■ Exercise instructions:
The exercise asks you to copy every line below in which "Juegos" appears.

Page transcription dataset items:
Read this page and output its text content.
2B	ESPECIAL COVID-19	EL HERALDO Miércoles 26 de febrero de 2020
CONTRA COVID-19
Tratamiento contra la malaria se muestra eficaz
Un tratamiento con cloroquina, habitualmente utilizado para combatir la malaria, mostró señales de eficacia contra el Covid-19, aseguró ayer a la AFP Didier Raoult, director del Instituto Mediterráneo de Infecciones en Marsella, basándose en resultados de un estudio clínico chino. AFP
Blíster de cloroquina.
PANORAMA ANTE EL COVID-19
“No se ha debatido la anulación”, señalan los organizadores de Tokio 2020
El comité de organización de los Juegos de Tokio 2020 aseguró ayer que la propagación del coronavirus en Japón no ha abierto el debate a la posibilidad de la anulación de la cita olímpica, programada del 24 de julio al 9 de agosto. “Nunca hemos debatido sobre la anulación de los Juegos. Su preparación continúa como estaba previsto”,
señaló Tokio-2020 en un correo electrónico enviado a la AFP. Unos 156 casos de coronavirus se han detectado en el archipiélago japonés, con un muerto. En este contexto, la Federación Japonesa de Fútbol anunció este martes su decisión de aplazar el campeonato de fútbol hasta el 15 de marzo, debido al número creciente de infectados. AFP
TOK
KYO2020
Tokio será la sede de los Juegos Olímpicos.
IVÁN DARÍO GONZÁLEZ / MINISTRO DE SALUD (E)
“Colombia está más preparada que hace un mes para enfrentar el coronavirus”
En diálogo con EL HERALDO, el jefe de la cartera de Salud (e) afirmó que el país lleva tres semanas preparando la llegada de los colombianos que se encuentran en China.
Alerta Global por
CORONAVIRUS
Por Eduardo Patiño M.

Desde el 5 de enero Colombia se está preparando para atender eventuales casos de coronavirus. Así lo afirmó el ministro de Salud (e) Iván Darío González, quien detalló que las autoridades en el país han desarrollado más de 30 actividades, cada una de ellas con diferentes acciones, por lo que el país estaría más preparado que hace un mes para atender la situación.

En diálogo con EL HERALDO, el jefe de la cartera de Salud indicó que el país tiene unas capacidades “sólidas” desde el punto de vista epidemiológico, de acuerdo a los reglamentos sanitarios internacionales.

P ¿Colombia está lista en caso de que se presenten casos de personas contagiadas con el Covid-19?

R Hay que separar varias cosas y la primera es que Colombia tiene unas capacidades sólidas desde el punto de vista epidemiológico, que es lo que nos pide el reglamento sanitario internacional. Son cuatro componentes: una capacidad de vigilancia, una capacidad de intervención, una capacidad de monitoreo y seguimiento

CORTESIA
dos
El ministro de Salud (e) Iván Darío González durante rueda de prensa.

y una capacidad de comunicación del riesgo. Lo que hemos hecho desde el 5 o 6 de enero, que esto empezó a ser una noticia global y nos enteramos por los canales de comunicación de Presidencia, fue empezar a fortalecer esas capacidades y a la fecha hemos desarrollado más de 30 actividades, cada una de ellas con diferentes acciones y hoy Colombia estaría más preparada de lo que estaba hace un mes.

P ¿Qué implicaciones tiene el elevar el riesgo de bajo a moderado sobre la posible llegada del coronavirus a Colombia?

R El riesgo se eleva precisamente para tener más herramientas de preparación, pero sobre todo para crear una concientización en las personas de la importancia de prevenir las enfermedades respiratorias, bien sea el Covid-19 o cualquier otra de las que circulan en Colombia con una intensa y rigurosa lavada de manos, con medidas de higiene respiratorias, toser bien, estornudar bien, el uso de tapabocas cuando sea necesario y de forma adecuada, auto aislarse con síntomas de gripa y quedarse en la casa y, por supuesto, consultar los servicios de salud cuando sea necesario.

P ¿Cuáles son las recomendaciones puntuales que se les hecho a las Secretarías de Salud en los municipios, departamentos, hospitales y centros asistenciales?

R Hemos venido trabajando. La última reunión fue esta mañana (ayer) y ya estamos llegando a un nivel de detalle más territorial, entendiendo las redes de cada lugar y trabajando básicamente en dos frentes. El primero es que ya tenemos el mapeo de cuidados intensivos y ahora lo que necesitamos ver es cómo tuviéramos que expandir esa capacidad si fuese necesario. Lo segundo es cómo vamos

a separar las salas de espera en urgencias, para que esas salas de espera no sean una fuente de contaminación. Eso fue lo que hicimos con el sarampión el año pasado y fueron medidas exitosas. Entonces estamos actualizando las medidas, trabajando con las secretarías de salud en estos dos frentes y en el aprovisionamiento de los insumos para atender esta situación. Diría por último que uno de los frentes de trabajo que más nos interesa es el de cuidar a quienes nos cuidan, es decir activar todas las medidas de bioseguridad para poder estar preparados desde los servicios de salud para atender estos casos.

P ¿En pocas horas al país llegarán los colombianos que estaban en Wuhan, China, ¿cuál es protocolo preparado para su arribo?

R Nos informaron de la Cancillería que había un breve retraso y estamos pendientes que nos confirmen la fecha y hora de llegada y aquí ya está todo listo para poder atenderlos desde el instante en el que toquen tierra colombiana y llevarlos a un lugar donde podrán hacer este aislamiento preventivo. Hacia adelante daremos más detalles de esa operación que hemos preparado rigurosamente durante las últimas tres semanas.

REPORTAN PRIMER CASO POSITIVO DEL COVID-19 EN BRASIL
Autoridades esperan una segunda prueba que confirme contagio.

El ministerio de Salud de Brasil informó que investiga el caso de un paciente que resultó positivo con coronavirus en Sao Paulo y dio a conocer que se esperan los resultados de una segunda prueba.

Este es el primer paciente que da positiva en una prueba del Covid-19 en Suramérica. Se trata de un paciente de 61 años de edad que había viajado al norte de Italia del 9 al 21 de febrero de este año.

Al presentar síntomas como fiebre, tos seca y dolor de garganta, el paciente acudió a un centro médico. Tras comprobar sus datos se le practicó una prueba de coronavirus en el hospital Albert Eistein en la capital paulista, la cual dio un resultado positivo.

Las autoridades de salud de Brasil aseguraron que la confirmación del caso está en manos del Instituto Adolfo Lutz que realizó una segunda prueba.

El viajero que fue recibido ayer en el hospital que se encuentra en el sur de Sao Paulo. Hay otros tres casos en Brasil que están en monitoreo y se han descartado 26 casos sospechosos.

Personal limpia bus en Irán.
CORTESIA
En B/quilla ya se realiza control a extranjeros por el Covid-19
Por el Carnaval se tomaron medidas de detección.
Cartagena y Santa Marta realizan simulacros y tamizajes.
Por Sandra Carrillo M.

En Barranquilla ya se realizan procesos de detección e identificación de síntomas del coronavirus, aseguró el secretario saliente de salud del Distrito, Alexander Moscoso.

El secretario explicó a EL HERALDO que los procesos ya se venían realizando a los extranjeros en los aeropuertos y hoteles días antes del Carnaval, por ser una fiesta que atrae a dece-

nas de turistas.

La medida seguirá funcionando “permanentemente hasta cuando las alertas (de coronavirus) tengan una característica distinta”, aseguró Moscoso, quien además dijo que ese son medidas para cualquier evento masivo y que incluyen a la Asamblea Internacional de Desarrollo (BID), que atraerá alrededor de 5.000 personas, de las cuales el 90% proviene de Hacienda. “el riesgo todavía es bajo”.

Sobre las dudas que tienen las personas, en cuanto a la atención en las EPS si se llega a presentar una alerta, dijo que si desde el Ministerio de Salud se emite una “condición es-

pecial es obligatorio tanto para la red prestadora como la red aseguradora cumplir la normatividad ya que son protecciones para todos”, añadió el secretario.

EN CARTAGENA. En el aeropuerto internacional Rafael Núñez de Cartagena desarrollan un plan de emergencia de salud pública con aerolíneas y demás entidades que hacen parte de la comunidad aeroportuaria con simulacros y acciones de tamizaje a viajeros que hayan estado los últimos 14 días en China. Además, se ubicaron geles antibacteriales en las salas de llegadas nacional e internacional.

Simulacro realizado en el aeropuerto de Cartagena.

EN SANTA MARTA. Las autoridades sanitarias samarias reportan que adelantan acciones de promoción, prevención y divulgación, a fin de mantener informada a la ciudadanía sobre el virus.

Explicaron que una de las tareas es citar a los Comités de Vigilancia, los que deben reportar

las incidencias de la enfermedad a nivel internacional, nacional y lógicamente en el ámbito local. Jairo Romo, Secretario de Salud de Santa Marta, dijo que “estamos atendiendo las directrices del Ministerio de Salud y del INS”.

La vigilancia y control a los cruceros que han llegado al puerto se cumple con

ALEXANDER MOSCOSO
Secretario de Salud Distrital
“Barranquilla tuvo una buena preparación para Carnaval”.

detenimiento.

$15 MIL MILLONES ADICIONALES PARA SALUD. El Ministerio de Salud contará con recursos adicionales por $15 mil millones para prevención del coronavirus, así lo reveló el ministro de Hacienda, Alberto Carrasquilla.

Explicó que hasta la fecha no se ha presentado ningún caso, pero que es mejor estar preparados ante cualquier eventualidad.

■ Expected answer:
El comité de organización de los Juegos de Tokio 2020 aseguró ayer que la propagación del coronavirus en Japón no ha abierto el debate a la posibilidad de la anulación de la cita olímpica, programada del 24 de julio al 9 de agosto. “Nunca hemos debatido sobre la anulación de los Juegos. Su preparación continúa como estaba previsto”,
Tokio será la sede de los Juegos Olímpicos.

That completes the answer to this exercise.